## Collection entries
* Begin *

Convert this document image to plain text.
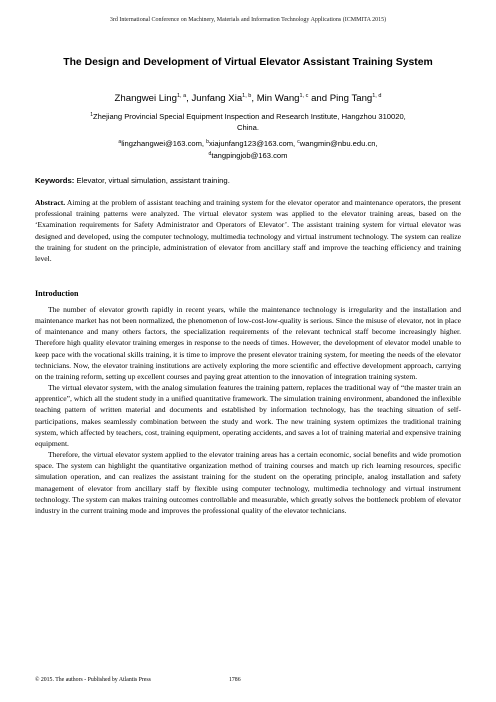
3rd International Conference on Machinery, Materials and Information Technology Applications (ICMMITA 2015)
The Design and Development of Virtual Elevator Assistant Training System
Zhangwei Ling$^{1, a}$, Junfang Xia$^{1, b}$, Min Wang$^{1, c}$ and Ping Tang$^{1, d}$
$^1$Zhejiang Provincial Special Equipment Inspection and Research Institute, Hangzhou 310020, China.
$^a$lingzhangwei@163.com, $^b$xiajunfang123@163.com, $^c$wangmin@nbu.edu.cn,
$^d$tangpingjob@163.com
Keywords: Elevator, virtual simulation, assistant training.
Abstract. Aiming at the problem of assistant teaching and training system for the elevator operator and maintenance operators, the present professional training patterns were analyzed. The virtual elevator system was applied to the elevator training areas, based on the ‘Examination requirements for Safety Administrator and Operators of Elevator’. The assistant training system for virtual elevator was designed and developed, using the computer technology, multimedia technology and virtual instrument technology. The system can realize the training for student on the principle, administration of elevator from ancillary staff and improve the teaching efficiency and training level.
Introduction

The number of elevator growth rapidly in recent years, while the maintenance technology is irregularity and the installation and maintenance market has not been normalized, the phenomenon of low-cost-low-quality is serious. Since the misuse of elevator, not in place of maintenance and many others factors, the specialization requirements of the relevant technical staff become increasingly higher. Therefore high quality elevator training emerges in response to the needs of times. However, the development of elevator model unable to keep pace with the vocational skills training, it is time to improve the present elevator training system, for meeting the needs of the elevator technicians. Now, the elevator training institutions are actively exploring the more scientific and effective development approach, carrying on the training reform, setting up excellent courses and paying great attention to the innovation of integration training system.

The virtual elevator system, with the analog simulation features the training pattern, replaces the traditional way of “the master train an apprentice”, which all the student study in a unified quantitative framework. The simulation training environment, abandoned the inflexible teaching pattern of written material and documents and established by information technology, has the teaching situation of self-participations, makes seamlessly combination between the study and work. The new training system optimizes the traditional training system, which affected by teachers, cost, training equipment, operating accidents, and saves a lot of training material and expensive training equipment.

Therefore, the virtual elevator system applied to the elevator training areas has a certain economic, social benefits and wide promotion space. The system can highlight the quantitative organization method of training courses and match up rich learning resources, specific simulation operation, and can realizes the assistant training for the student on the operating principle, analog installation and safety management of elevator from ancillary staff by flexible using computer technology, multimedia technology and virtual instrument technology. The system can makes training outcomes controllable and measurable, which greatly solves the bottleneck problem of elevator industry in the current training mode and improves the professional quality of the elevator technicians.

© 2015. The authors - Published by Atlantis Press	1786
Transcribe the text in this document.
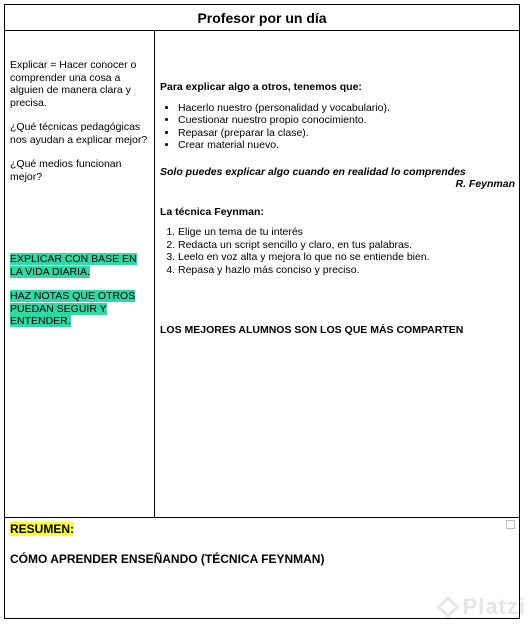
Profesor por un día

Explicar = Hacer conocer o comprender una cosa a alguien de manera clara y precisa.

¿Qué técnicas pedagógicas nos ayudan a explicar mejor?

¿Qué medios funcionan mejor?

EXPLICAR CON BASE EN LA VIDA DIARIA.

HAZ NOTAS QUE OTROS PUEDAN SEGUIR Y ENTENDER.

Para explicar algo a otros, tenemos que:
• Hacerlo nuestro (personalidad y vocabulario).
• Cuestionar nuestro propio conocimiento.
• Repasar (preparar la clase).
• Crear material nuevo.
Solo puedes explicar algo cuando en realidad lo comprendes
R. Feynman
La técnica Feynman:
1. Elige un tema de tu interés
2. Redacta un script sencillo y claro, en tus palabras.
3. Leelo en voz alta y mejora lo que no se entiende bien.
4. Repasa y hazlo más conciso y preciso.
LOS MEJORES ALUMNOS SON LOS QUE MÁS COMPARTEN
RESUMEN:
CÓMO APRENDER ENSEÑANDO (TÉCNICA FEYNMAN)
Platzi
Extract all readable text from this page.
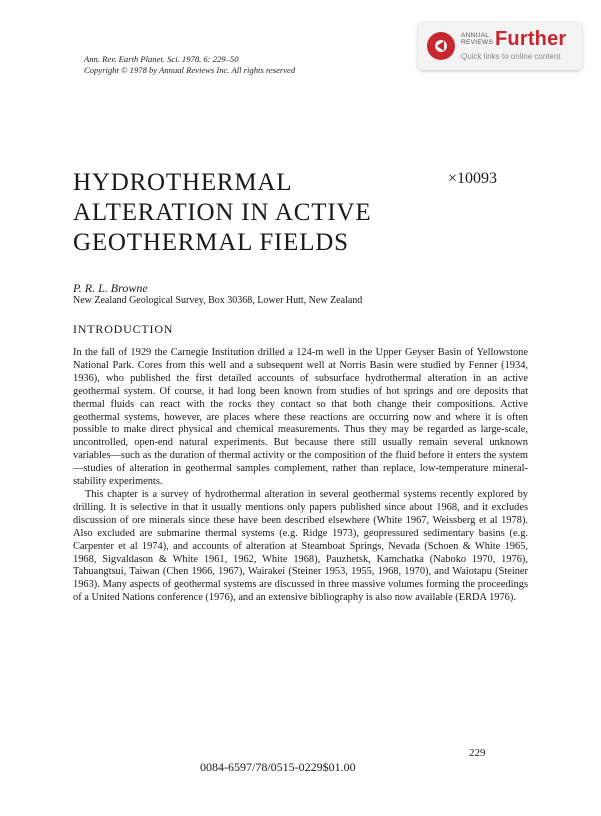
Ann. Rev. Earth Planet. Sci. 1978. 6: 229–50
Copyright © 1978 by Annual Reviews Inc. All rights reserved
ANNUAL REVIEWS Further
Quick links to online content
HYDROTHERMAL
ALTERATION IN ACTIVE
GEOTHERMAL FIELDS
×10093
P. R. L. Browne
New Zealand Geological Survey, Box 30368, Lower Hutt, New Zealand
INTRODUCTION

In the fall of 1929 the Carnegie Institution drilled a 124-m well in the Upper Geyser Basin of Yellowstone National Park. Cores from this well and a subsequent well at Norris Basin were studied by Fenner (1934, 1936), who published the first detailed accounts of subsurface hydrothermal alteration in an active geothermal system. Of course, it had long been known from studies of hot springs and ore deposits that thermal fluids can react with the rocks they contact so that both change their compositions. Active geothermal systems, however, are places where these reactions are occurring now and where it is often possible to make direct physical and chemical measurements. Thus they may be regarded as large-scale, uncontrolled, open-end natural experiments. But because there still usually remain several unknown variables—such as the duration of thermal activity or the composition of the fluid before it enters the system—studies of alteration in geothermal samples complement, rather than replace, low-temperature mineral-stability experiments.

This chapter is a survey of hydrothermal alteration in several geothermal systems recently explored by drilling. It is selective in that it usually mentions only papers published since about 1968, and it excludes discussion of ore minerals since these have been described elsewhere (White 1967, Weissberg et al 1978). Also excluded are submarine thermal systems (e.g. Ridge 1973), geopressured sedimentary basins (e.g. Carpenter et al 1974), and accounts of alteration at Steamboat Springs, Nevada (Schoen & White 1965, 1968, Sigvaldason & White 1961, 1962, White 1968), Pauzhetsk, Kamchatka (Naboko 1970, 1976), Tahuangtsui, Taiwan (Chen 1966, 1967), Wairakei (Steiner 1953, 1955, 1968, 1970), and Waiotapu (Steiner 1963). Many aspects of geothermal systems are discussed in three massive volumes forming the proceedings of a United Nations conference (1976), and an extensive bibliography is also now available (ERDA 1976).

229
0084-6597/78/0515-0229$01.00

* End *
* Begin *

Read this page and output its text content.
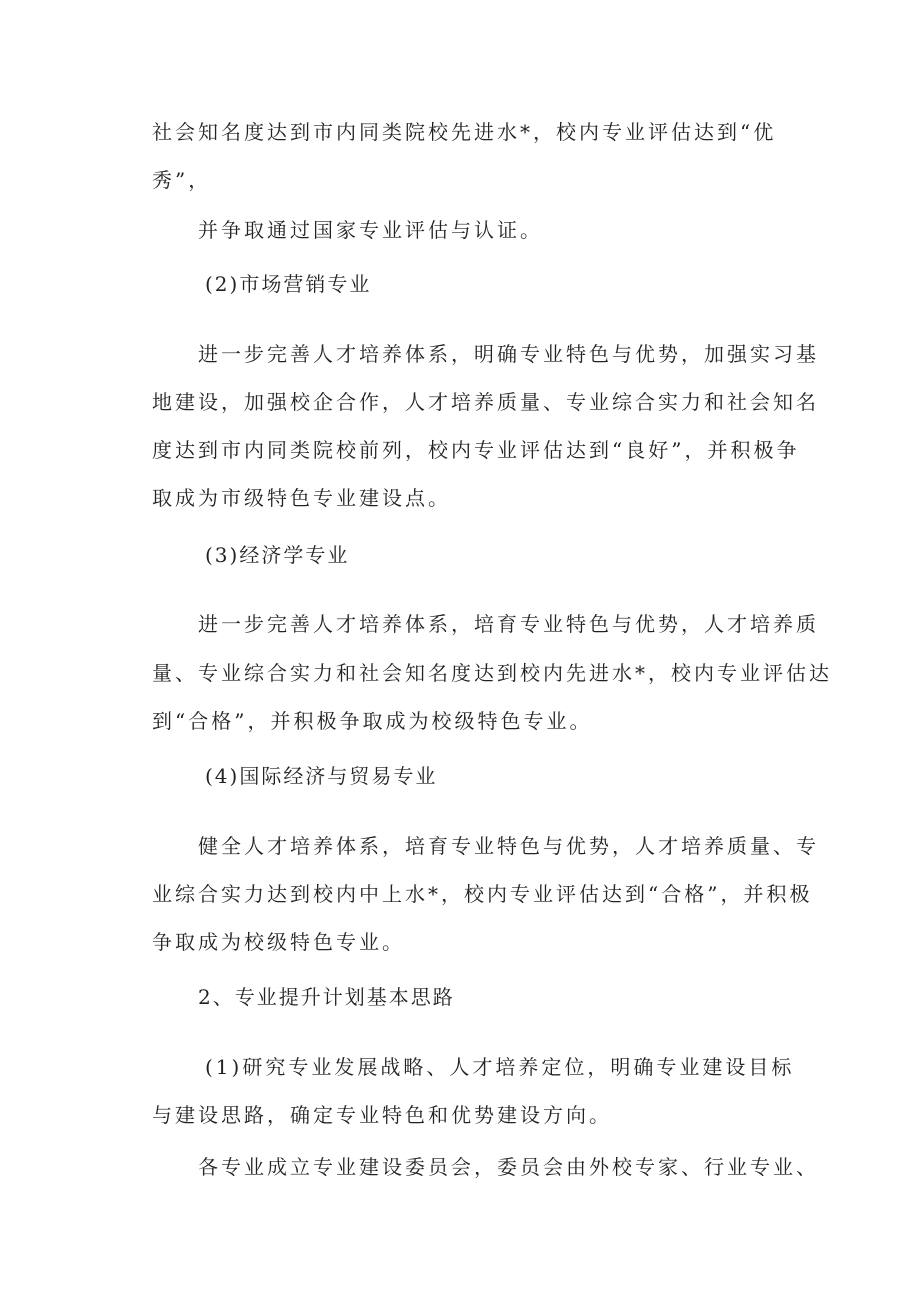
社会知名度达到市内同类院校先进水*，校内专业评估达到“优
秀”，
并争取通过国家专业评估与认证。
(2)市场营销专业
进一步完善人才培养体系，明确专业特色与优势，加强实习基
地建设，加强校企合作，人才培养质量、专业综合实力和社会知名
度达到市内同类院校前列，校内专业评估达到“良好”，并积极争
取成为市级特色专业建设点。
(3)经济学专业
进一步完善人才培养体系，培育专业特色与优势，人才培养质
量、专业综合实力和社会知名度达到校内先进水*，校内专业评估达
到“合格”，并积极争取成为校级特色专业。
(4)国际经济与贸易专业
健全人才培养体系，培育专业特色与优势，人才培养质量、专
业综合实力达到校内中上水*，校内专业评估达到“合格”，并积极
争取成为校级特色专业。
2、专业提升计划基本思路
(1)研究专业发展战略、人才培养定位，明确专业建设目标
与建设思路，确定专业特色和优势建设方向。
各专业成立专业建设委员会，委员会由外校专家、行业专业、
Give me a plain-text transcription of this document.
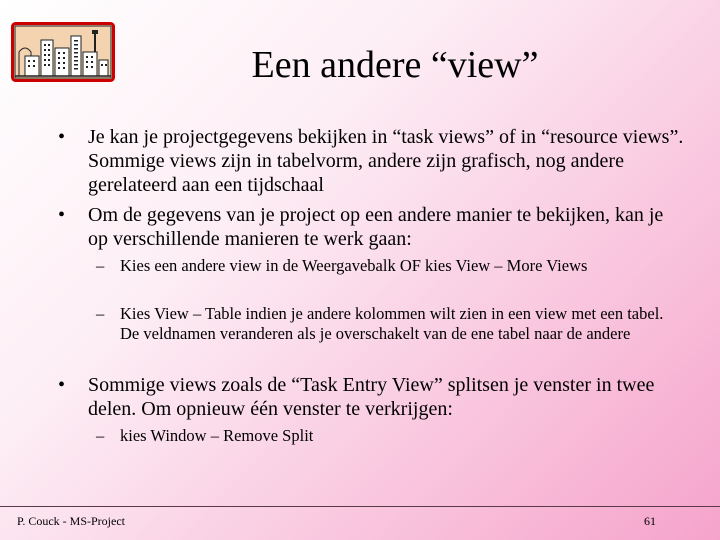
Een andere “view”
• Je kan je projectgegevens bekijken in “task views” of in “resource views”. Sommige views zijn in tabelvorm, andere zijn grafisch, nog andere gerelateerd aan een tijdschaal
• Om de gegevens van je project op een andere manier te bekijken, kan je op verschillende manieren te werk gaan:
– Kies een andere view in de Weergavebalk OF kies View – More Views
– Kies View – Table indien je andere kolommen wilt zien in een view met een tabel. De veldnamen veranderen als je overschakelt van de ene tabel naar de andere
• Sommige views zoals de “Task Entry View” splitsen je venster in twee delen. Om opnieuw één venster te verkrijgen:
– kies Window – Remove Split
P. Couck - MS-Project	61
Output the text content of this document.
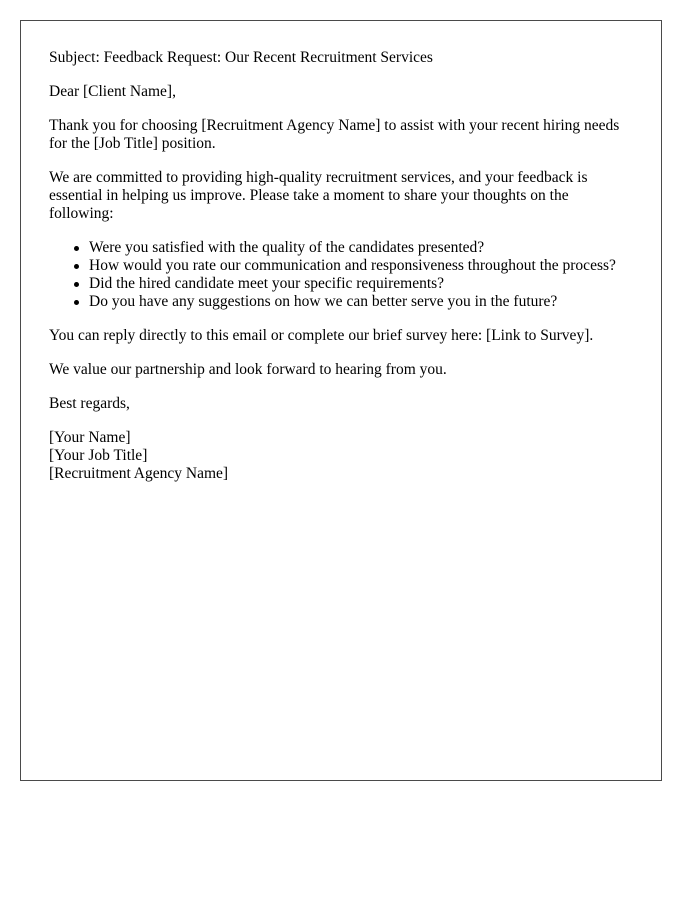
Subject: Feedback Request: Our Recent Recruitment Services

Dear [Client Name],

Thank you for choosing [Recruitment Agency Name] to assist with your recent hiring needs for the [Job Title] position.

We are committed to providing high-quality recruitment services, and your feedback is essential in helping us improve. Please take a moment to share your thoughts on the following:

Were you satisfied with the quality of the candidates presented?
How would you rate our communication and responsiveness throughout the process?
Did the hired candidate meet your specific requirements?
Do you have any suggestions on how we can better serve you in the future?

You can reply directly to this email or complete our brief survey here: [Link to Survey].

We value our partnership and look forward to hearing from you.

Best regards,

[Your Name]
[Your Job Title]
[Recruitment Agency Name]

* End *
* Begin *

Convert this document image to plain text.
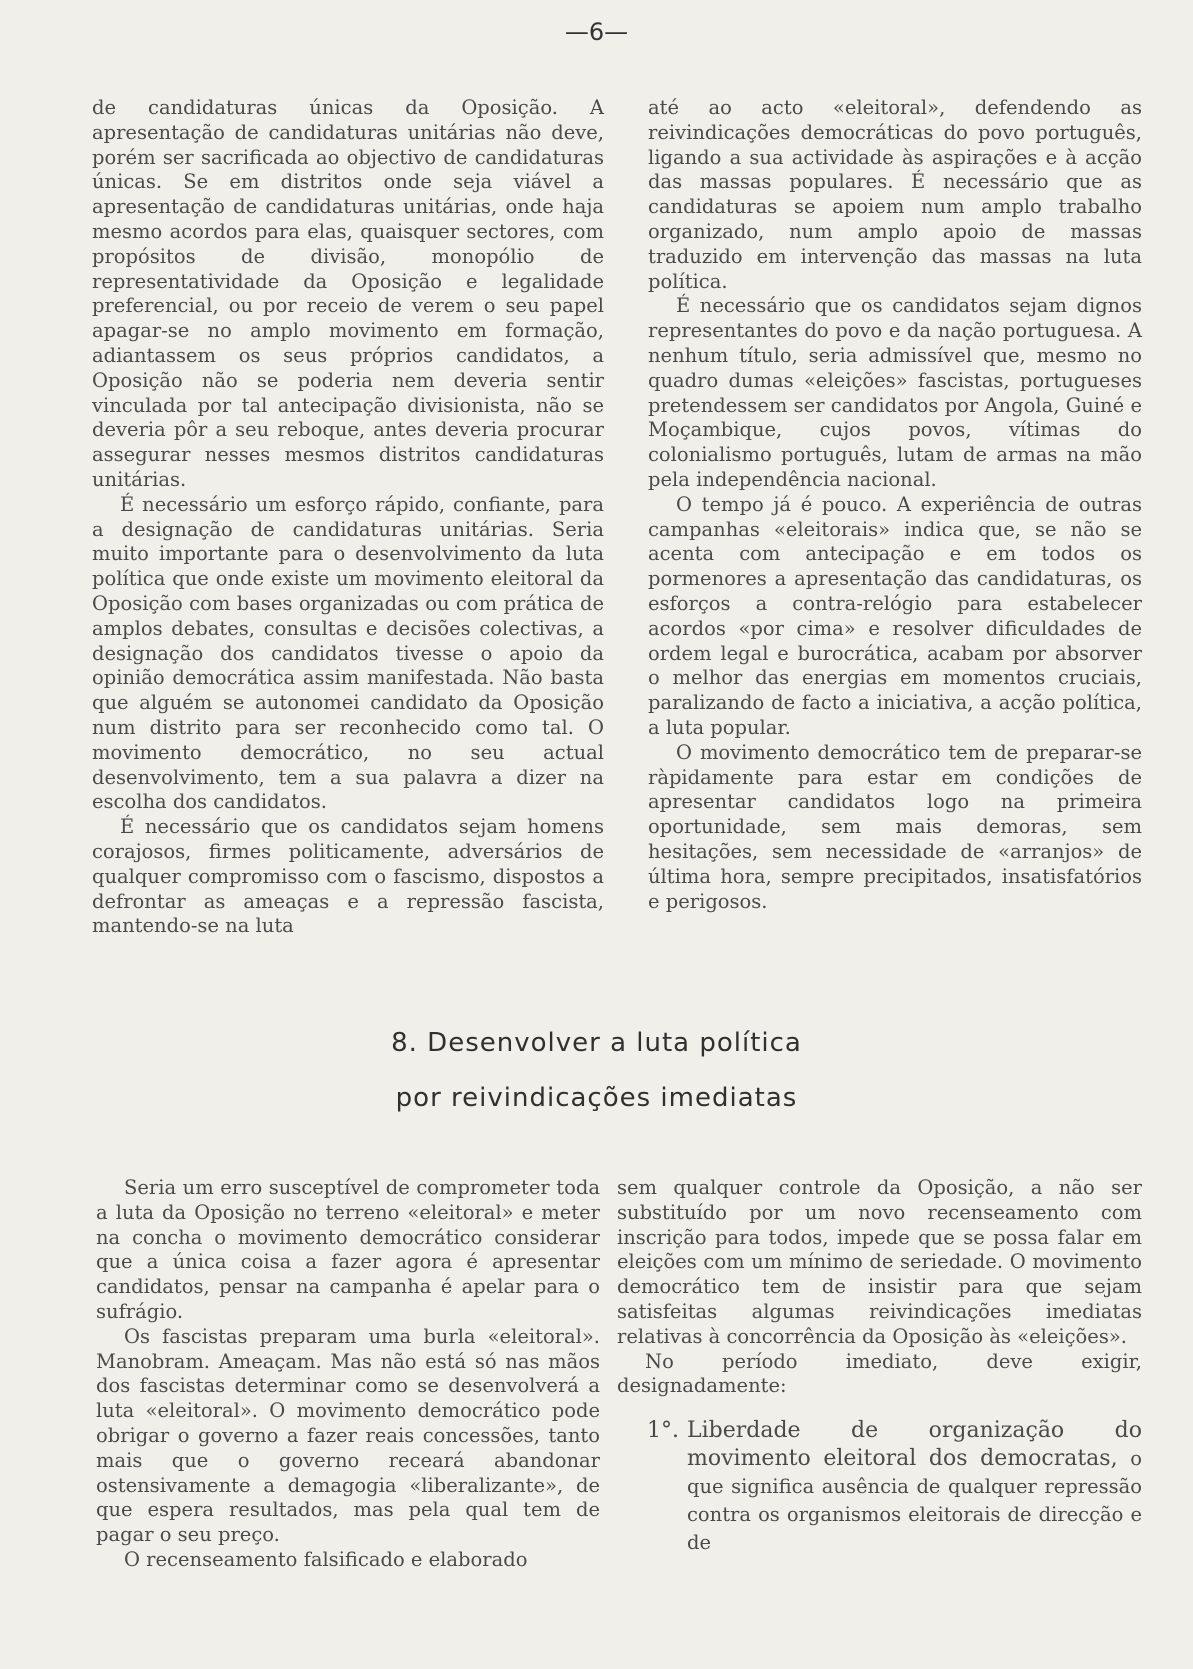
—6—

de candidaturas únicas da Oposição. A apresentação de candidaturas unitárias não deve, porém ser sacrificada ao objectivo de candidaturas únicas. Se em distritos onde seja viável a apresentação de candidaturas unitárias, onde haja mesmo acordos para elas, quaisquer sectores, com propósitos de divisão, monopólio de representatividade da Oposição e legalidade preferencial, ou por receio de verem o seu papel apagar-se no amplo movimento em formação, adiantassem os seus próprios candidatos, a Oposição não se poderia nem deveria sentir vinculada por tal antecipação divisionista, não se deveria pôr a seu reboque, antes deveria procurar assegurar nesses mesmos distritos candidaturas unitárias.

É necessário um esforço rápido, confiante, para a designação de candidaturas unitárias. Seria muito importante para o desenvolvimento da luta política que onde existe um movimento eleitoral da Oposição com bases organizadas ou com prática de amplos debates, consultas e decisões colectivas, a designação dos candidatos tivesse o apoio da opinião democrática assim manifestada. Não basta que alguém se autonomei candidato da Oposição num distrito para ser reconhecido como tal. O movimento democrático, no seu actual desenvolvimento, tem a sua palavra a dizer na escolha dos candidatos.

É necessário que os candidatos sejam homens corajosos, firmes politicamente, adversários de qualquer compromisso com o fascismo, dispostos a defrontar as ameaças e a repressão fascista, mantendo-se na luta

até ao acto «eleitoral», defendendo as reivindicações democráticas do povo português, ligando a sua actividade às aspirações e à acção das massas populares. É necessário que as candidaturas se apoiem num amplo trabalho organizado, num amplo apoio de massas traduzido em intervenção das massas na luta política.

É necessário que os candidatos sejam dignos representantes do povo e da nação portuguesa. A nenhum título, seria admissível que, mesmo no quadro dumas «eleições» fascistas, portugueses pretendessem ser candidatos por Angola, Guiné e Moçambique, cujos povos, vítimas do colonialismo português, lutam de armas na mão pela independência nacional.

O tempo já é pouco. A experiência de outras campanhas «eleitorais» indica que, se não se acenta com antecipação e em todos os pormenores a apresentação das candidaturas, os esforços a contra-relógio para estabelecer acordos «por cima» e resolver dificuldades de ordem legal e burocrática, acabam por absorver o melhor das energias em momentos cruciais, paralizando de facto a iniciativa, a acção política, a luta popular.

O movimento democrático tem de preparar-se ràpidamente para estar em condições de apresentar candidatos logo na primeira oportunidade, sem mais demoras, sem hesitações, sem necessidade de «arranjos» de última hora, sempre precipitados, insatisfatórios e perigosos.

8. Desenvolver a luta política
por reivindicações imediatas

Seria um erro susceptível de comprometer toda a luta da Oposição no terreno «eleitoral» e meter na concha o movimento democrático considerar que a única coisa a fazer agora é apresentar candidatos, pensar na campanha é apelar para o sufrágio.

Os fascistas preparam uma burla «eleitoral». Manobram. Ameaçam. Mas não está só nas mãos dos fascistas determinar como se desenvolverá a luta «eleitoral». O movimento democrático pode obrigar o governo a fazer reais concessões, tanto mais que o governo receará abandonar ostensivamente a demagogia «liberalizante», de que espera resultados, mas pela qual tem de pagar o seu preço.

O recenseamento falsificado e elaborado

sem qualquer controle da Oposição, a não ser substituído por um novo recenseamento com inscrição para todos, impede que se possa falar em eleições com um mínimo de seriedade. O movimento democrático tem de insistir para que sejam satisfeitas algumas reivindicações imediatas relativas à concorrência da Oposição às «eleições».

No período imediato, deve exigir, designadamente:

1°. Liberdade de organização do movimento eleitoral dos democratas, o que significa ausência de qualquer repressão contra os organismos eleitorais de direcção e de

* End *

Look through the entries and return every line where "povo" appears.

até ao acto «eleitoral», defendendo as reivindicações democráticas do povo português, ligando a sua actividade às aspirações e à acção das massas populares. É necessário que as candidaturas se apoiem num amplo trabalho organizado, num amplo apoio de massas traduzido em intervenção das massas na luta política.
É necessário que os candidatos sejam dignos representantes do povo e da nação portuguesa. A nenhum título, seria admissível que, mesmo no quadro dumas «eleições» fascistas, portugueses pretendessem ser candidatos por Angola, Guiné e Moçambique, cujos povos, vítimas do colonialismo português, lutam de armas na mão pela independência nacional.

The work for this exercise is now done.